Sam
Sam

Reputation: 855

How to read custom header in CORS middleware

I have created CORS middleware using CORS package. This middleware will be called before each call. Here is my implementation.

const corsMiddleware = async (req, callback) => {
  const { userid } = req.headers|| req.cookies {};
  let whiteList = await getWhiteListDomains(userid)
  return callback(null, {
    origin: whiteList,
    credentials: true,
    allowedHeaders: ["userid", "authorization", "content-type"]
  });
};

And added this middleware before route initialization as

app.use(cors(corsMiddleware));
app.options("*", cors(corsMiddleware));



app.get("/user", (req, res, next)=>{
    // code
})

From Browser I am trying to call the API as

axios({ method: "get", url: "http://localhost:3000/user", headers: {userId:"1234"} });

While debugging on the server I see

access-control-request-headers:"userid"

in the headers of the request object.

(Document understanding data)
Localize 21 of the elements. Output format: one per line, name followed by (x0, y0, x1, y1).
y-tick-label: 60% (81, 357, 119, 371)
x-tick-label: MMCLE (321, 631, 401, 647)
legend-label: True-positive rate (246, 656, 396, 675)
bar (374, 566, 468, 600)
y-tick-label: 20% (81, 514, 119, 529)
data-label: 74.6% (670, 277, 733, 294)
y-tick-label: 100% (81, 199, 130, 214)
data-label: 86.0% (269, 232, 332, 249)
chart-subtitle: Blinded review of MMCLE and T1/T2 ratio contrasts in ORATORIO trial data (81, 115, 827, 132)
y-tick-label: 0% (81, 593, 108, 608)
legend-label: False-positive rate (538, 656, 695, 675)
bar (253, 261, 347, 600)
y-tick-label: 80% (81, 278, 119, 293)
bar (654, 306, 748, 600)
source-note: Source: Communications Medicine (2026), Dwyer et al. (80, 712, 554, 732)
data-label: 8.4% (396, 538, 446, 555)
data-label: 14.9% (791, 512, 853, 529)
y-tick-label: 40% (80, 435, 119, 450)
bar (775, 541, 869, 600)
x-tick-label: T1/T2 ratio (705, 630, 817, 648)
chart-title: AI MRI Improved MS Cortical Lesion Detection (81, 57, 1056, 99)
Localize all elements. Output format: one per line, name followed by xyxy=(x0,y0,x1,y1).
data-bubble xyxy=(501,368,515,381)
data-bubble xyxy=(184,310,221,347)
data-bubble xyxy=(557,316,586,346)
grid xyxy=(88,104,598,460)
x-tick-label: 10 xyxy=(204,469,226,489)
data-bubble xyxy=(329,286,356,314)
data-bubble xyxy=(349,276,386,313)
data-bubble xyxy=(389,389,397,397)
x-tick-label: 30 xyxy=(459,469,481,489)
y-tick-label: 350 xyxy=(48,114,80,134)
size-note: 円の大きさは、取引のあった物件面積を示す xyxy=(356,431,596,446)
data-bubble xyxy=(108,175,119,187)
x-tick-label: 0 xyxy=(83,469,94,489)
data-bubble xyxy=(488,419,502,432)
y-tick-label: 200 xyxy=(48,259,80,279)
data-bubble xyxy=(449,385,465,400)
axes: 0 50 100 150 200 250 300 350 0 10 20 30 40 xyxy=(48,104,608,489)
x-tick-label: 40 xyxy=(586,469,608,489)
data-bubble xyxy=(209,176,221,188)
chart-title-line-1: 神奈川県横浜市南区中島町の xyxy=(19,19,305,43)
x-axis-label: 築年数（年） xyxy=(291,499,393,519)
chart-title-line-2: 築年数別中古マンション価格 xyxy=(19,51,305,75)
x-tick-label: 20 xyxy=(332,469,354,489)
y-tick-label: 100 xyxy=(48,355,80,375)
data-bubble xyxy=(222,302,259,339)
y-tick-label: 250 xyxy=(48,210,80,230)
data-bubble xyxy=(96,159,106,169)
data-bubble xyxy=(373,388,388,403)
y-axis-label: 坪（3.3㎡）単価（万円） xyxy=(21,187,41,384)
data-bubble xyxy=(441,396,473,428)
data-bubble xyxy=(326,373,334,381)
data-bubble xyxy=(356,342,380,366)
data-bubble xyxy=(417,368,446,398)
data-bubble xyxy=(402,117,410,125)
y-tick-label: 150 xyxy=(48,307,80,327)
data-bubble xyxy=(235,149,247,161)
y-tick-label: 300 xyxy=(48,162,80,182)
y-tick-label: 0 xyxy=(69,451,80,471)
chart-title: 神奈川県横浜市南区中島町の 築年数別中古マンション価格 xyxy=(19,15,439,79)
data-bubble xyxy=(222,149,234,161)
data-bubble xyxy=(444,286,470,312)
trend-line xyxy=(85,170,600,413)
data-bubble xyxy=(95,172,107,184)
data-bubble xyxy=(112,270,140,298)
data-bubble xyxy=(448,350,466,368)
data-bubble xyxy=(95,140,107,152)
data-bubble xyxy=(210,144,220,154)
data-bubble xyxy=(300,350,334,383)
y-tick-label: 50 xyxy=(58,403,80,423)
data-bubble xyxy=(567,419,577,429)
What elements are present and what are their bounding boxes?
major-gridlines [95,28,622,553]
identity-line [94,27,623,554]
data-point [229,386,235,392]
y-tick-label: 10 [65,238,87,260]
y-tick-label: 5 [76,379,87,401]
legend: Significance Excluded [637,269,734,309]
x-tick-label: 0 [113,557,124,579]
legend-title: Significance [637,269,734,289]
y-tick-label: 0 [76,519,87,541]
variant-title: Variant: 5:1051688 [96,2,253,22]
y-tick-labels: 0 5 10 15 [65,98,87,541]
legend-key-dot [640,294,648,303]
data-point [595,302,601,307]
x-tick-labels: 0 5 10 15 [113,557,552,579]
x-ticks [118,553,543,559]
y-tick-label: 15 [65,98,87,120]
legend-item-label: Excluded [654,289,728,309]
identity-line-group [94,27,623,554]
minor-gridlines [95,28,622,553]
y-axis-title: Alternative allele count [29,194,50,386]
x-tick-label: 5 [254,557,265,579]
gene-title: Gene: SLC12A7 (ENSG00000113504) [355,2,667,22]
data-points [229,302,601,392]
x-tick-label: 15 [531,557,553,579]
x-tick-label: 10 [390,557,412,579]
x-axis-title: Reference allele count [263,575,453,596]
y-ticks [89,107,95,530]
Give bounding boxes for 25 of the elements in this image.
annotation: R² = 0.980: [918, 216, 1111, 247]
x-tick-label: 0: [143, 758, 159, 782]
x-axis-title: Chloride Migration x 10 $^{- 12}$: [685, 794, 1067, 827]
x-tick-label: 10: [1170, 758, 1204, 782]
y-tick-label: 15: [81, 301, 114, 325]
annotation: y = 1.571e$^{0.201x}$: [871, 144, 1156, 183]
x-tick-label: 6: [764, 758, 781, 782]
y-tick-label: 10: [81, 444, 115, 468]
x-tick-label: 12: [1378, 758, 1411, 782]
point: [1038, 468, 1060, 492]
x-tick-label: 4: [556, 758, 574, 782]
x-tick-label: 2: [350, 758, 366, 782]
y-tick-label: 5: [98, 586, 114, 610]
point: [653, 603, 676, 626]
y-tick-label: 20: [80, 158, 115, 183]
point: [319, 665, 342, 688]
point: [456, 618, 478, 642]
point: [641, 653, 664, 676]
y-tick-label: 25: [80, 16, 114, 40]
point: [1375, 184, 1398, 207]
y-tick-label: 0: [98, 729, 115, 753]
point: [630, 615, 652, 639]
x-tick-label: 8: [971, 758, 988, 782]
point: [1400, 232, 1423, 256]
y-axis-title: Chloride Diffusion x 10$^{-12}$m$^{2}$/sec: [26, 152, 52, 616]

What you will do –
Copy the full text of the question about reading a custom header in CORS middleware, character for character.

Exercise output –
Sam
Sam

Reputation: 855

How to read custom header in CORS middleware

I have created CORS middleware using CORS package. This middleware will be called before each call. Here is my implementation.

const corsMiddleware = async (req, callback) => {
  const { userid } = req.headers|| req.cookies {};
  let whiteList = await getWhiteListDomains(userid)
  return callback(null, {
    origin: whiteList,
    credentials: true,
    allowedHeaders: ["userid", "authorization", "content-type"]
  });
};

And added this middleware before route initialization as

app.use(cors(corsMiddleware));
app.options("*", cors(corsMiddleware));



app.get("/user", (req, res, next)=>{
    // code
})

From Browser I am trying to call the API as

axios({ method: "get", url: "http://localhost:3000/user", headers: {userId:"1234"} });

While debugging on the server I see

access-control-request-headers:"userid"

in the headers of the request object.